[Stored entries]
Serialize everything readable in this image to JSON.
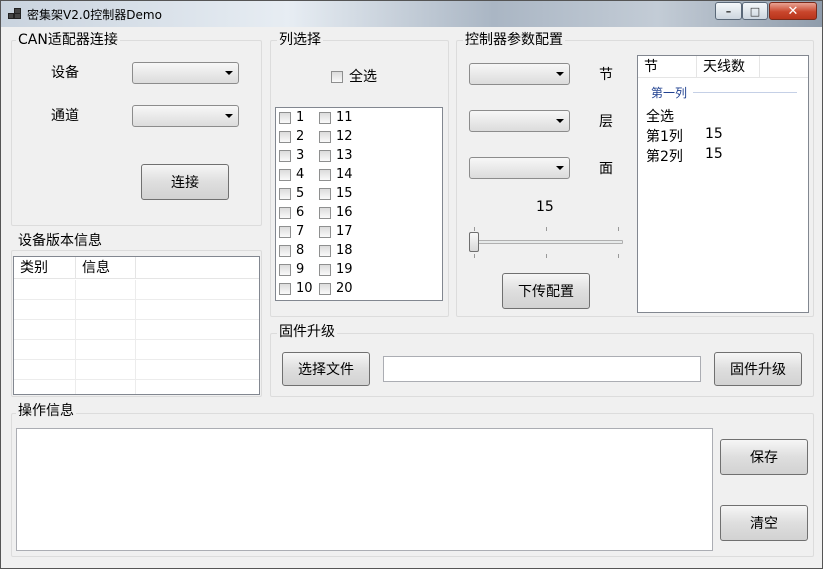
{
  "window": {
    "title": "密集架V2.0控制器Demo",
    "buttons": {
      "minimize": "–",
      "maximize": "□",
      "close": "✕"
    }
  },
  "can_group": {
    "title": "CAN适配器连接",
    "device_label": "设备",
    "device_value": "",
    "channel_label": "通道",
    "channel_value": "",
    "connect_button": "连接"
  },
  "column_group": {
    "title": "列选择",
    "select_all": "全选",
    "items_left": [
      "1",
      "2",
      "3",
      "4",
      "5",
      "6",
      "7",
      "8",
      "9",
      "10"
    ],
    "items_right": [
      "11",
      "12",
      "13",
      "14",
      "15",
      "16",
      "17",
      "18",
      "19",
      "20"
    ]
  },
  "controller_group": {
    "title": "控制器参数配置",
    "section_label": "节",
    "layer_label": "层",
    "face_label": "面",
    "section_value": "",
    "layer_value": "",
    "face_value": "",
    "slider_value": "15",
    "slider_fraction": 0.0,
    "download_button": "下传配置",
    "list": {
      "headers": [
        "节",
        "天线数"
      ],
      "group_header": "第一列",
      "rows": [
        {
          "name": "全选",
          "value": ""
        },
        {
          "name": "第1列",
          "value": "15"
        },
        {
          "name": "第2列",
          "value": "15"
        }
      ]
    }
  },
  "version_group": {
    "title": "设备版本信息",
    "headers": [
      "类别",
      "信息"
    ]
  },
  "firmware_group": {
    "title": "固件升级",
    "select_file_button": "选择文件",
    "file_path": "",
    "upgrade_button": "固件升级"
  },
  "ops_group": {
    "title": "操作信息",
    "log": "",
    "save_button": "保存",
    "clear_button": "清空"
  }
}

§ SET EXERCISE
Print each entry shown above with exact wording and no pictures.

§ WORKED SOLUTION
Serialize everything readable in this image to JSON.
{
  "window": {
    "title": "密集架V2.0控制器Demo",
    "buttons": {
      "minimize": "–",
      "maximize": "□",
      "close": "✕"
    }
  },
  "can_group": {
    "title": "CAN适配器连接",
    "device_label": "设备",
    "device_value": "",
    "channel_label": "通道",
    "channel_value": "",
    "connect_button": "连接"
  },
  "column_group": {
    "title": "列选择",
    "select_all": "全选",
    "items_left": [
      "1",
      "2",
      "3",
      "4",
      "5",
      "6",
      "7",
      "8",
      "9",
      "10"
    ],
    "items_right": [
      "11",
      "12",
      "13",
      "14",
      "15",
      "16",
      "17",
      "18",
      "19",
      "20"
    ]
  },
  "controller_group": {
    "title": "控制器参数配置",
    "section_label": "节",
    "layer_label": "层",
    "face_label": "面",
    "section_value": "",
    "layer_value": "",
    "face_value": "",
    "slider_value": "15",
    "slider_fraction": 0.0,
    "download_button": "下传配置",
    "list": {
      "headers": [
        "节",
        "天线数"
      ],
      "group_header": "第一列",
      "rows": [
        {
          "name": "全选",
          "value": ""
        },
        {
          "name": "第1列",
          "value": "15"
        },
        {
          "name": "第2列",
          "value": "15"
        }
      ]
    }
  },
  "version_group": {
    "title": "设备版本信息",
    "headers": [
      "类别",
      "信息"
    ]
  },
  "firmware_group": {
    "title": "固件升级",
    "select_file_button": "选择文件",
    "file_path": "",
    "upgrade_button": "固件升级"
  },
  "ops_group": {
    "title": "操作信息",
    "log": "",
    "save_button": "保存",
    "clear_button": "清空"
  }
}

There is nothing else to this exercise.